In the US, the intent is to use such technology for unmanned autonomous target acquisition technology, specifically for a project called Atlas (Advanced Targeting and Lethality Automated System). Atlas will have vision in numerous wavebands and will autonomously label and identify images (including humans) detected in combat scenes, termed “ground truthing”. Once labelling is complete, algorithms will infer a series of “facts” and logical consequences in a process called semantic reasoning. The robotic weapons system will then decide whether to open fire and kill… or not. This is the cutting-edge frontier of combat decision-making technology, but barely in the news.
My intent here is not to polarise the debate or demonise the respective players in this arena.
The question is: are we ready to, and should we ever, hand over those decisions of life and death to a machine, even with tokenistic human oversight?
The US Department of Defense gives guidelines designed to minimise the probability and consequences of failures in autonomous and semi-autonomous weapon systems that could lead to unintended killings. The developers of Atlas state they will operate within these guidelines. Although, many of these appear to allow a certain measure of flexibility and vagueness in precisely how they apply on the ground.

Work instruction 1 — In the passage on the Atlas weapons system, what term is used for autonomously labeling and identifying images detected in combat scenes?
Work instruction 2 — In the passage on the Atlas weapons system, swap "guidelines" for "rules" and give the part starting with "My intent here" and going on through "on the ground." again with that change.
Work instruction 3 — Finish out the next part of the passage on the Atlas weapons system, picking up after its last sentence.

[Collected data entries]
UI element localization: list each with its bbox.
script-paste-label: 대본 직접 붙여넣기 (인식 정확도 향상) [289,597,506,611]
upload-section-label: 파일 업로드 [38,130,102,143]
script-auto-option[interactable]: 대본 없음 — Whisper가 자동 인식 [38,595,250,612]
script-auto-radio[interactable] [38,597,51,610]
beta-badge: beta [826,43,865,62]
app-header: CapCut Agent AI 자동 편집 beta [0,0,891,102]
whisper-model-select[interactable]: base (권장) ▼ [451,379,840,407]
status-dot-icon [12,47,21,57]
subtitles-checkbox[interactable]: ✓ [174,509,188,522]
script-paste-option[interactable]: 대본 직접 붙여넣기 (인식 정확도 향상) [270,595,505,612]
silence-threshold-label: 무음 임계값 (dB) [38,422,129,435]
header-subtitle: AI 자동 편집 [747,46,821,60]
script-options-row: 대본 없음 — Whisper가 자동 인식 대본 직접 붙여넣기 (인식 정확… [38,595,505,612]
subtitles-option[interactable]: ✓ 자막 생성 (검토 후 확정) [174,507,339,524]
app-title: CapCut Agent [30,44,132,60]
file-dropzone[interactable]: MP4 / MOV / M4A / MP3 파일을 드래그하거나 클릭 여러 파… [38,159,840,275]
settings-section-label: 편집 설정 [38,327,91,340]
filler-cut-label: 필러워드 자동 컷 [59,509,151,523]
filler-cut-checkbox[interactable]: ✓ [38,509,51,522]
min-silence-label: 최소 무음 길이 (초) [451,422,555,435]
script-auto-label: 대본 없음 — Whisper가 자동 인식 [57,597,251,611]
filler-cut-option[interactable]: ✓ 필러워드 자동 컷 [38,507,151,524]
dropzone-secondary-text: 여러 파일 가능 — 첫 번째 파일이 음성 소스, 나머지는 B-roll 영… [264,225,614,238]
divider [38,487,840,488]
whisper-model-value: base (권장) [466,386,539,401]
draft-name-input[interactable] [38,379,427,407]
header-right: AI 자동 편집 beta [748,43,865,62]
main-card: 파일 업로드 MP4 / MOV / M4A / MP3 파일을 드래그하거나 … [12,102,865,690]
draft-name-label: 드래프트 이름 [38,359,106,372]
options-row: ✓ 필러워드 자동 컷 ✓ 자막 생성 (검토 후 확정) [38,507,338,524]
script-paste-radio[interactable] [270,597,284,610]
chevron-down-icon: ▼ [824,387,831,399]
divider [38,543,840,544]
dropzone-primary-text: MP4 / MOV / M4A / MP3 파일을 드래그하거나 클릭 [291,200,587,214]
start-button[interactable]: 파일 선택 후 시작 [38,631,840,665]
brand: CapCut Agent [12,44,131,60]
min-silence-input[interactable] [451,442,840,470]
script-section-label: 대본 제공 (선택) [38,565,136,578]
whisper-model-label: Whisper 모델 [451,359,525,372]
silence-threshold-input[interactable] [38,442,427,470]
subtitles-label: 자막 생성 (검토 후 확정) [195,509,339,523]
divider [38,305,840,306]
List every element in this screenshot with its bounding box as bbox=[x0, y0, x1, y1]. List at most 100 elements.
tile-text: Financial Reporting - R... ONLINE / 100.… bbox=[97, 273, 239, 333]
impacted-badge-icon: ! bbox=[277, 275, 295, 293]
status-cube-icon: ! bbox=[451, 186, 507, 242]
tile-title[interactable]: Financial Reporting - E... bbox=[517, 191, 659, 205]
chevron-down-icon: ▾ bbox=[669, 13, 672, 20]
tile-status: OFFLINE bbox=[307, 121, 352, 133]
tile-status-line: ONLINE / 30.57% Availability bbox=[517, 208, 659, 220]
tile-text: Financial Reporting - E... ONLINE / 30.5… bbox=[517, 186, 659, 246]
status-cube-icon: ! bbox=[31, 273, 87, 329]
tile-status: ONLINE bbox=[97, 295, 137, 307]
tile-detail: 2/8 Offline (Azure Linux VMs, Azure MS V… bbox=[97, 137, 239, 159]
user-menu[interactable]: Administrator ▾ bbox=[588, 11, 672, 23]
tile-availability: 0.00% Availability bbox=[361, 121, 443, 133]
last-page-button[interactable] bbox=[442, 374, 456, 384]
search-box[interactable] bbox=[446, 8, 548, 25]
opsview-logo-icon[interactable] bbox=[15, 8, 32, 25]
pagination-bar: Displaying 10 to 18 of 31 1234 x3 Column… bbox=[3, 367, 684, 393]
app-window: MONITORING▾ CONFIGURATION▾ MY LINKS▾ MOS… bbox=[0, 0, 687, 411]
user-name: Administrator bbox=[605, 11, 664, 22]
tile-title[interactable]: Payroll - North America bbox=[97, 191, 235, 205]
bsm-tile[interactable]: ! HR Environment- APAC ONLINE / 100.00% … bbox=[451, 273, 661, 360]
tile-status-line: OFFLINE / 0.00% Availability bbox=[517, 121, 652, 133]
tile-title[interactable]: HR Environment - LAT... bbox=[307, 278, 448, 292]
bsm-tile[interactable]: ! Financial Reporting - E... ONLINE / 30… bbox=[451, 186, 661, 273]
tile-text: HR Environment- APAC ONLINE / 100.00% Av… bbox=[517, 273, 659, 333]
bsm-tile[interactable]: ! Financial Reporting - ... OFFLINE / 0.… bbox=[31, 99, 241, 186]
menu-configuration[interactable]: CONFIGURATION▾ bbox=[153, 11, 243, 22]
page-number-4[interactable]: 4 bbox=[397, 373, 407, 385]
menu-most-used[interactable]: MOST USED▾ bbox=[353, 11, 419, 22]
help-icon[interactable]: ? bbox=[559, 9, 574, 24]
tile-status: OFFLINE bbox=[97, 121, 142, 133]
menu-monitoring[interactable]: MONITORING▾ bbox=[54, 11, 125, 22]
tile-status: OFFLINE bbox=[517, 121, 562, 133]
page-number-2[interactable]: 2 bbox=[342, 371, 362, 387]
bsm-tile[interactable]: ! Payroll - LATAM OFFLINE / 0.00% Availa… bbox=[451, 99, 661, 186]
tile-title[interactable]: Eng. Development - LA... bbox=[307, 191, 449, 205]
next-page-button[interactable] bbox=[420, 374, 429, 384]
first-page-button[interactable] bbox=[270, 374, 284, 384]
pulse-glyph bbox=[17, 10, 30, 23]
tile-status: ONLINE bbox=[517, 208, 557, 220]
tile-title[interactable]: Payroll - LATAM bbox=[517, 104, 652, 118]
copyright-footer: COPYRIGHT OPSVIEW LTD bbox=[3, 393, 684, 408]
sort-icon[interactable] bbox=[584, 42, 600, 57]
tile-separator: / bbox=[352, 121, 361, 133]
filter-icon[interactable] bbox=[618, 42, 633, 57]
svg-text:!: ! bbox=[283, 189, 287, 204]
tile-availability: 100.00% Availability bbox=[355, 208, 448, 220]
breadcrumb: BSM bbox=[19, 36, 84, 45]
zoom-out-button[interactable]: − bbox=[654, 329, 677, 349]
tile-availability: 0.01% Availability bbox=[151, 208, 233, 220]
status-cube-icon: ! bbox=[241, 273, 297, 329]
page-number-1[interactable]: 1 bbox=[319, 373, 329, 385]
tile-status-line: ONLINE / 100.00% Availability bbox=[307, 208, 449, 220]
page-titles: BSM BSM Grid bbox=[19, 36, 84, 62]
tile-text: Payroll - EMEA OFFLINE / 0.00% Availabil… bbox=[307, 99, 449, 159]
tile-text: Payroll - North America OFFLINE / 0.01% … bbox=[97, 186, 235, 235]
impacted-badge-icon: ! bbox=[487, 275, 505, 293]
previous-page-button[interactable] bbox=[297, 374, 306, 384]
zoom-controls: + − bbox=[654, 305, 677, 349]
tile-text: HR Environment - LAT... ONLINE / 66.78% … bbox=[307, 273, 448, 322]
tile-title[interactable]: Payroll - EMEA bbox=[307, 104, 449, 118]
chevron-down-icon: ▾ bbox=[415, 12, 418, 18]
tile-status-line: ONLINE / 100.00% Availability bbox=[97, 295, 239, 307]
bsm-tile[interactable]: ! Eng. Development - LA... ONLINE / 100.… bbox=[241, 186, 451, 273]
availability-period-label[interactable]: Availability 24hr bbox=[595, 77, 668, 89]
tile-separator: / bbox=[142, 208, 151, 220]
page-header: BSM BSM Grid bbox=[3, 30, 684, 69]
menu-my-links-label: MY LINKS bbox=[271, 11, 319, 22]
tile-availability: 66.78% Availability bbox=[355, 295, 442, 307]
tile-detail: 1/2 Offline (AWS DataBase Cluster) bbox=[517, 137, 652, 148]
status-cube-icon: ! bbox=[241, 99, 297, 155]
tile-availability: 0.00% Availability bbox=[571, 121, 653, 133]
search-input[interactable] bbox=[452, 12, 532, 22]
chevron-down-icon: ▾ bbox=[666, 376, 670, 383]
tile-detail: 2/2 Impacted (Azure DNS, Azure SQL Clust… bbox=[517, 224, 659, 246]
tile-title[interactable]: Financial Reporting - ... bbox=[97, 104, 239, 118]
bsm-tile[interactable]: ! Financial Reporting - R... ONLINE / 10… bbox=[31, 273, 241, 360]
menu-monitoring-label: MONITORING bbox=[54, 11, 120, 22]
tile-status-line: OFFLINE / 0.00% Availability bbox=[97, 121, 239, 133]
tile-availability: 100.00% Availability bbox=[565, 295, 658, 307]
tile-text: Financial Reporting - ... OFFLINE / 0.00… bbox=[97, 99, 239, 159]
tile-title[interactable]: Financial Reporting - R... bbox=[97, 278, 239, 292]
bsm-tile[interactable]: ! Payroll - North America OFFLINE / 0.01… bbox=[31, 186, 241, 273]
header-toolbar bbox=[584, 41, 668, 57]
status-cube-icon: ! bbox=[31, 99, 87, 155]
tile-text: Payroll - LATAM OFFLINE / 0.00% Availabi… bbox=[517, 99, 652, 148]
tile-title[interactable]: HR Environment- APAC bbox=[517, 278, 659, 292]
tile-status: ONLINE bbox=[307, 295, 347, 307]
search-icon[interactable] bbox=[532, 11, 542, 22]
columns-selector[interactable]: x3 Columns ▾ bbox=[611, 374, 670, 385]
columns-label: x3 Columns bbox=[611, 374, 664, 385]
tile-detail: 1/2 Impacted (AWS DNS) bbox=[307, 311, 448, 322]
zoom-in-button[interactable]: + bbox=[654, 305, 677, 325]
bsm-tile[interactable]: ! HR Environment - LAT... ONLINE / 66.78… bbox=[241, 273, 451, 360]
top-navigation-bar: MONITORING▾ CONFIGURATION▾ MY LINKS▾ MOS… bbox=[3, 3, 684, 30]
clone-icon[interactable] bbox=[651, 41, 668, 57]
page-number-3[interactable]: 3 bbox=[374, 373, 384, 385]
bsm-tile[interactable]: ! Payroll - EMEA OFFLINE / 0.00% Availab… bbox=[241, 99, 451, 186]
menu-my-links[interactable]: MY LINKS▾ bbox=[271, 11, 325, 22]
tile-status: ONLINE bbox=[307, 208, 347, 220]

Your response 1 — Ground truthing.

Your response 2 —
My intent here is not to polarise the debate or demonise the respective players in this arena.
The question is: are we ready to, and should we ever, hand over those decisions of life and death to a machine, even with tokenistic human oversight?
The US Department of Defense gives rules designed to minimise the probability and consequences of failures in autonomous and semi-autonomous weapon systems that could lead to unintended killings. The developers of Atlas state they will operate within these rules. Although, many of these appear to allow a certain measure of flexibility and vagueness in precisely how they apply on the ground.

Your response 3 —
Atlas is not the first. In 2007, an immature variant of Atlas technology was deployed in Iraq, called Swords (Special Weapons Observation Remote Reconnaissance Direct Action System) – autonomous mini tank systems mounted with machine guns. This project was terminated after the units moved in erratic unanticipated ways, with obvious dangerous consequences in a firefight. Although it is stated the units never live fired, there has been considerable misinterpretation, confusion and misinformation in the press, and official silence, on the series of events and subsequent project developments that took place. Transparency and military research rarely make comfortable bed fellows.
Last April, the United Nations held its first meeting on Lethal Autonomous Weapons Systems (Laws) and proposed banning their use internationally. This motion was defeated due to opposition from Israel, the US and Russia, all of whom have invested deeply in AI weapons systems.
What is sorely needed is a promotion of public awareness and education regarding these recent robotic developments, combined with a frank public discussion around their design, purpose, need, cost, implementation and potential consequences. These topics should be trending in mainstream news, not only in niche interest publications, in order to create the public-political pressure required for transparency around the use of military robotics and AI in war zones.
The consequences of robots self-learning and making independent life and death decisions in combat are profound, and worthy of intense scrutiny and debate. Machine error resulting in unintended loss of life is effectively manslaughter, but who gets charged? The operator? The government? The designer?
Robotics are changing, rapidly, but important recent developments rarely make mainstream news.
We know from recent controversial failed attempts at facial recognition that current artificial intelligence systems are far from infallible at accurately identifying people even in non-lethal scenarios. On the other hand, the removal of human bias and error may save lives in stressful combat zones. Robotic systems may identify combatants from non-combatants faster and more accurately than a human operator ever could.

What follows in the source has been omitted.